▶ **Exercise aim**:
Search the listing for "física" and copy every line where it appears.

_ _ _ _

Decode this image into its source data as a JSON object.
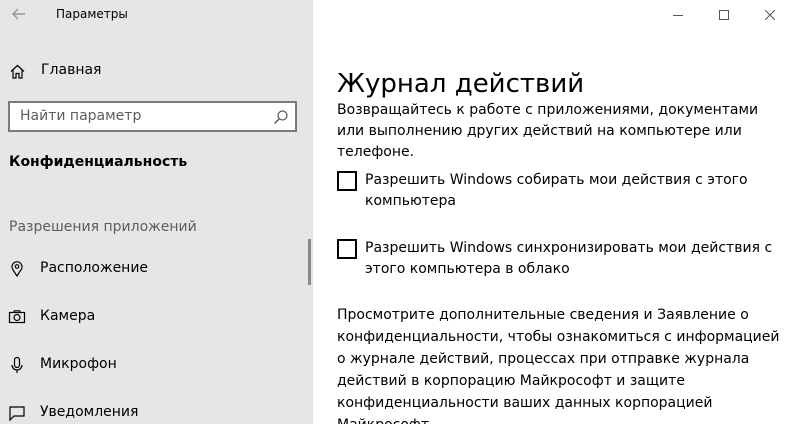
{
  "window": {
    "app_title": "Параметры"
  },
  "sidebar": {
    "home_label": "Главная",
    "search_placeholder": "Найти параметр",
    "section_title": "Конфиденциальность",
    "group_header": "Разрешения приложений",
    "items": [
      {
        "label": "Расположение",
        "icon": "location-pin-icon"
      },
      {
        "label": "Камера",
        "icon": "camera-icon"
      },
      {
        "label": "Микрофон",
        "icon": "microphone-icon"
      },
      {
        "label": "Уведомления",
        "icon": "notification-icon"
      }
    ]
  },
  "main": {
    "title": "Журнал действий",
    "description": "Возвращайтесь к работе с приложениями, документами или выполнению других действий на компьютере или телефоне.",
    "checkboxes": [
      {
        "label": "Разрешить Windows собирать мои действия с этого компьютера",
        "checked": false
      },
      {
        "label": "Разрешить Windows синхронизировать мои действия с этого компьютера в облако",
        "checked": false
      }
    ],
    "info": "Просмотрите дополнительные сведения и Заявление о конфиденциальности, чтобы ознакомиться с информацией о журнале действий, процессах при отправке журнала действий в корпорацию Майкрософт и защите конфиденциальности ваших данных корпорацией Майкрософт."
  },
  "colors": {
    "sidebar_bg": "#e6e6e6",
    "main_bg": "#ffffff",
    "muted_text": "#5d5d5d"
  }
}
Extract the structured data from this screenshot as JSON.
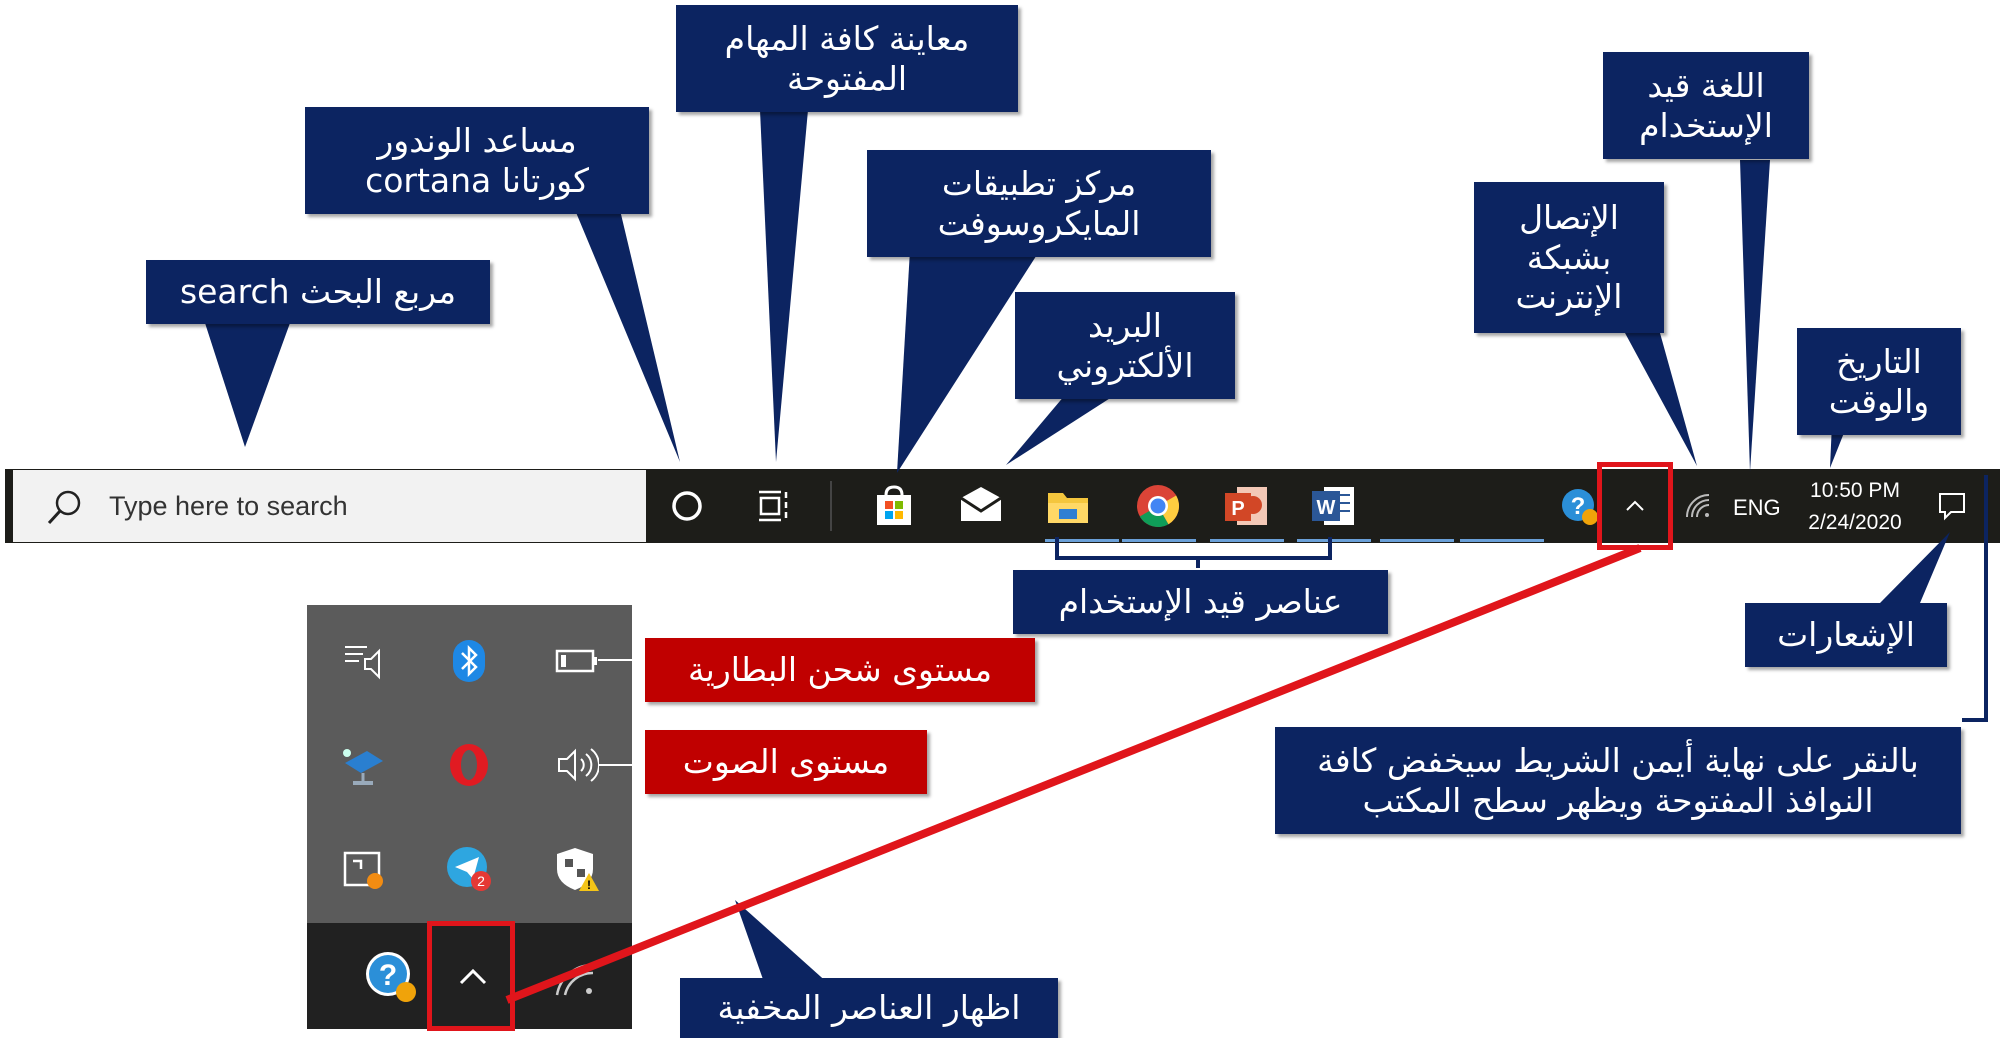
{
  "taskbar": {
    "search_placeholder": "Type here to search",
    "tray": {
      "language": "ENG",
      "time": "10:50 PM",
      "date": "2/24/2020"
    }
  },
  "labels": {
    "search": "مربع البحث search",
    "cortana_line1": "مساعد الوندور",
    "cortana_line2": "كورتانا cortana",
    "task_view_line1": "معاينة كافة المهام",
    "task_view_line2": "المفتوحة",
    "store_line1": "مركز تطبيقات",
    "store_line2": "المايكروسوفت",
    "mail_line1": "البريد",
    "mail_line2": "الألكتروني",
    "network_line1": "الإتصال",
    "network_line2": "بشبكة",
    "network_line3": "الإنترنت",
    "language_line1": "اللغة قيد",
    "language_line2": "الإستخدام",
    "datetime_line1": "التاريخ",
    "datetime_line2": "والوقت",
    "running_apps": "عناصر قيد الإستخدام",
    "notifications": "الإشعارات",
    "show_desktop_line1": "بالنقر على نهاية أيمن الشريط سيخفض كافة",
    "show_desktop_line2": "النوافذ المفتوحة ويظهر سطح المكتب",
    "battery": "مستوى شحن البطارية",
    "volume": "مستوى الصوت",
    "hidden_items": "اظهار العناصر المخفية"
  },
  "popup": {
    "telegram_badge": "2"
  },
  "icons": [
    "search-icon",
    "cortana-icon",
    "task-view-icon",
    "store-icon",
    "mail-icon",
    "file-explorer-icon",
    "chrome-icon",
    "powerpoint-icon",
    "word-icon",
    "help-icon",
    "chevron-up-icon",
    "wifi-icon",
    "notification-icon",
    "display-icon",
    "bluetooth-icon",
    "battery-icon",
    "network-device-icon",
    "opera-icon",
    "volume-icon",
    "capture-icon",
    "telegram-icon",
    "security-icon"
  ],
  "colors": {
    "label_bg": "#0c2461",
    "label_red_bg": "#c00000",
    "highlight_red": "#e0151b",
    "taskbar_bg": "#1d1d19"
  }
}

_ _ _ _

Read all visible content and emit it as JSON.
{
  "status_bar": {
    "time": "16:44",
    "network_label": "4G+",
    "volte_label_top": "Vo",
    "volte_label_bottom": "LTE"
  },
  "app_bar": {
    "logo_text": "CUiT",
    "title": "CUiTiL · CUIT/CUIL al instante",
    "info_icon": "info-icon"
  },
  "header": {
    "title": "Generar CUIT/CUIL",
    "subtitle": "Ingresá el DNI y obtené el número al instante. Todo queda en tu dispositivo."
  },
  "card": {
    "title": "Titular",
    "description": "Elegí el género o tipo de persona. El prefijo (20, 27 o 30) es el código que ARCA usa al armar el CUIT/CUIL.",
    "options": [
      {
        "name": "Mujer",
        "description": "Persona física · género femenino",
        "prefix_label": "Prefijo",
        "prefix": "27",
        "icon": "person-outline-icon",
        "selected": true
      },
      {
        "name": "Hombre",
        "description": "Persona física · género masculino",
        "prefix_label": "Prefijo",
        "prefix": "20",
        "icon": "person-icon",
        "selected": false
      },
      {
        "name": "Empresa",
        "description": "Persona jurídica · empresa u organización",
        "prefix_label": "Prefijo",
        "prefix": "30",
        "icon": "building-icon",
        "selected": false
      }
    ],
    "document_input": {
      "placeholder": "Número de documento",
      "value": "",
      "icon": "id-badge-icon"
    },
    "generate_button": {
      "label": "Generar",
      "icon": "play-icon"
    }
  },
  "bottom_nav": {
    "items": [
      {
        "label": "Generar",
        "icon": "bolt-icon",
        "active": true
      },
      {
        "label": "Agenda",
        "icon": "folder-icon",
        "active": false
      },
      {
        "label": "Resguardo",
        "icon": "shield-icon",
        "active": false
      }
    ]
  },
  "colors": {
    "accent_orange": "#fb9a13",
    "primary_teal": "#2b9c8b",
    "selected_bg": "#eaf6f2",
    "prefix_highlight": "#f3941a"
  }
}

_ _ _ _

▶ **Result of this task**:
        "description": "Persona física · género femenino",
        "description": "Persona física · género masculino",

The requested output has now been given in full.